[PROBLEM REQUIREMENTS]: Which lines hold the word "months"? Show each of them.

[MATERIAL FOR THIS TASK]:
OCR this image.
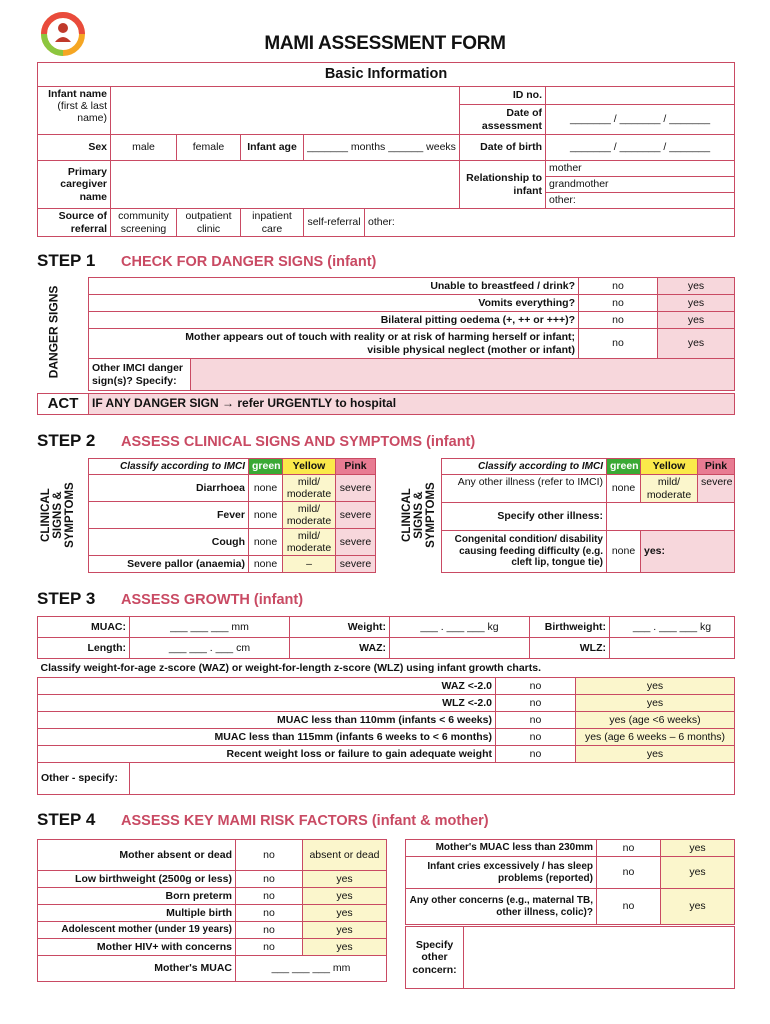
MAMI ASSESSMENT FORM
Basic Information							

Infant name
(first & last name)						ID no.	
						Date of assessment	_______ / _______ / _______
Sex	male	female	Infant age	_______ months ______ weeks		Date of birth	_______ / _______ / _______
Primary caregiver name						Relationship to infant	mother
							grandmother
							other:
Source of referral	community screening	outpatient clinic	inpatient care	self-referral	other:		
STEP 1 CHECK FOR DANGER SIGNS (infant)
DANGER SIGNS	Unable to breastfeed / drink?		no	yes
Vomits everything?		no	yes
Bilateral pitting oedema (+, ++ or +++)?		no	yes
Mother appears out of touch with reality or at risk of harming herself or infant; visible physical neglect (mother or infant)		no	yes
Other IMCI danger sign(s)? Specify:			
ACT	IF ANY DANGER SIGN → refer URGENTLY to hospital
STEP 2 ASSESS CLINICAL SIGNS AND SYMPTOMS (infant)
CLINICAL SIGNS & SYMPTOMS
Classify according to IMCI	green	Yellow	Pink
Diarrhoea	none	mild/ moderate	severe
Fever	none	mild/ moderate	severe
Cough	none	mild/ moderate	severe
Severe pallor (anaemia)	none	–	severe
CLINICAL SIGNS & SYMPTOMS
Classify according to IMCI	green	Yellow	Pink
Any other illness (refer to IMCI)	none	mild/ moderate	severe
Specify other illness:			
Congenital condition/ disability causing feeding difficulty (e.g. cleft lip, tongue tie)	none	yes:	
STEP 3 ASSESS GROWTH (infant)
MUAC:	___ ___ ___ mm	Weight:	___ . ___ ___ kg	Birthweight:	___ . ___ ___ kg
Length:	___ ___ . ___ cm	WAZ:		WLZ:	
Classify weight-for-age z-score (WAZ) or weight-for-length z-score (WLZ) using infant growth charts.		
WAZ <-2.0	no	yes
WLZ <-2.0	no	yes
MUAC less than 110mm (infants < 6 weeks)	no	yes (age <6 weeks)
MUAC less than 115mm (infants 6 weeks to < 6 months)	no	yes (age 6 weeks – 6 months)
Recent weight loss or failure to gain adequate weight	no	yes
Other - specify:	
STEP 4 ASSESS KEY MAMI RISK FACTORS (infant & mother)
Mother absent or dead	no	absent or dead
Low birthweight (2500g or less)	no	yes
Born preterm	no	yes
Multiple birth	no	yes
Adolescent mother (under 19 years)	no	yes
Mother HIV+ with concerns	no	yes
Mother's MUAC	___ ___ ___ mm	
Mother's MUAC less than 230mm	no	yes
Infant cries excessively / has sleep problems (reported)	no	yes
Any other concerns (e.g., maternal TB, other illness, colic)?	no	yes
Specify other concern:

[OUTPUT OF THE TASK]:
Sex	male	female	Infant age	_______ months ______ weeks		Date of birth	_______ / _______ / _______
MUAC less than 115mm (infants 6 weeks to < 6 months)	no	yes (age 6 weeks – 6 months)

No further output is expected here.